Instructions for the task: Show every line containing "values" by copying it.

======== Raw data

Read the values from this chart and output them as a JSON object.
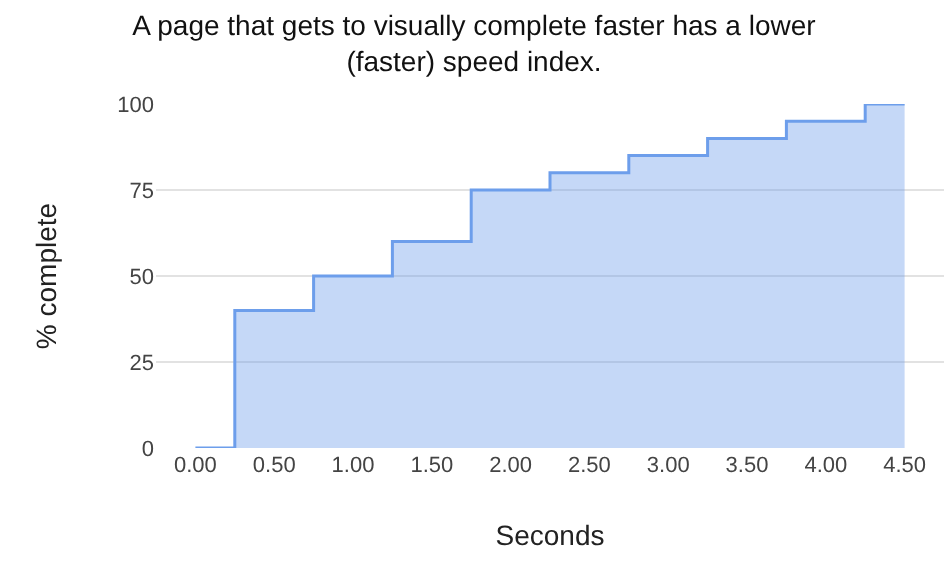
{
  "chart_data": {
    "type": "step",
    "title": "A page that gets to visually complete faster has a lower (faster) speed index.",
    "xlabel": "Seconds",
    "ylabel": "% complete",
    "categories": [
      "0.00",
      "0.50",
      "1.00",
      "1.50",
      "2.00",
      "2.50",
      "3.00",
      "3.50",
      "4.00",
      "4.50"
    ],
    "series": [
      {
        "color": "#6d9eeb",
        "values": [
          0,
          40,
          50,
          60,
          75,
          80,
          85,
          90,
          95,
          100
        ]
      }
    ],
    "ylim": [
      0,
      100
    ],
    "yticks": [
      0,
      25,
      50,
      75,
      100
    ],
    "grid": "y"
  }
}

================

Complete output:
Read the values from this chart and output them as a JSON object.
        "values": [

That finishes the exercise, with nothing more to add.